[TASK DETAILS]
Return the listing below word for word.

[DATA TO USE]
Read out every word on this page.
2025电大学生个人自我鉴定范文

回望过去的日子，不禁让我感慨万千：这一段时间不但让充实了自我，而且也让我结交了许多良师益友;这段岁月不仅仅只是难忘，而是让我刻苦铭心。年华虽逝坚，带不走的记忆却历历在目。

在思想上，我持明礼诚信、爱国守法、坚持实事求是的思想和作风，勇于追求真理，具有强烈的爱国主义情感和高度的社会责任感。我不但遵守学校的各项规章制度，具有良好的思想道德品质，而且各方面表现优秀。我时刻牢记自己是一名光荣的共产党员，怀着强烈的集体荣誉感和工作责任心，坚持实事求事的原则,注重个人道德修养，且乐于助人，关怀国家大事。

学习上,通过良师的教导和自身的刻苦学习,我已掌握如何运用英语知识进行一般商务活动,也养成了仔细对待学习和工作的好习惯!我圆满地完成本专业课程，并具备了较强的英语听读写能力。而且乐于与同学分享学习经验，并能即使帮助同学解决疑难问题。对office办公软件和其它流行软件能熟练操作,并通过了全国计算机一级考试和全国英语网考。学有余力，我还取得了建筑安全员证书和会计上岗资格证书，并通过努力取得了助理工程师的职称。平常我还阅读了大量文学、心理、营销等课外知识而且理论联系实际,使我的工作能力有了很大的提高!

[SOLUTION TO THE EXERCISE]
Read out every word on this page.
2025电大学生个人自我鉴定范文

回望过去的日子，不禁让我感慨万千：这一段时间不但让充实了自我，而且也让我结交了许多良师益友;这段岁月不仅仅只是难忘，而是让我刻苦铭心。年华虽逝坚，带不走的记忆却历历在目。

在思想上，我持明礼诚信、爱国守法、坚持实事求是的思想和作风，勇于追求真理，具有强烈的爱国主义情感和高度的社会责任感。我不但遵守学校的各项规章制度，具有良好的思想道德品质，而且各方面表现优秀。我时刻牢记自己是一名光荣的共产党员，怀着强烈的集体荣誉感和工作责任心，坚持实事求事的原则,注重个人道德修养，且乐于助人，关怀国家大事。

学习上,通过良师的教导和自身的刻苦学习,我已掌握如何运用英语知识进行一般商务活动,也养成了仔细对待学习和工作的好习惯!我圆满地完成本专业课程，并具备了较强的英语听读写能力。而且乐于与同学分享学习经验，并能即使帮助同学解决疑难问题。对office办公软件和其它流行软件能熟练操作,并通过了全国计算机一级考试和全国英语网考。学有余力，我还取得了建筑安全员证书和会计上岗资格证书，并通过努力取得了助理工程师的职称。平常我还阅读了大量文学、心理、营销等课外知识而且理论联系实际,使我的工作能力有了很大的提高!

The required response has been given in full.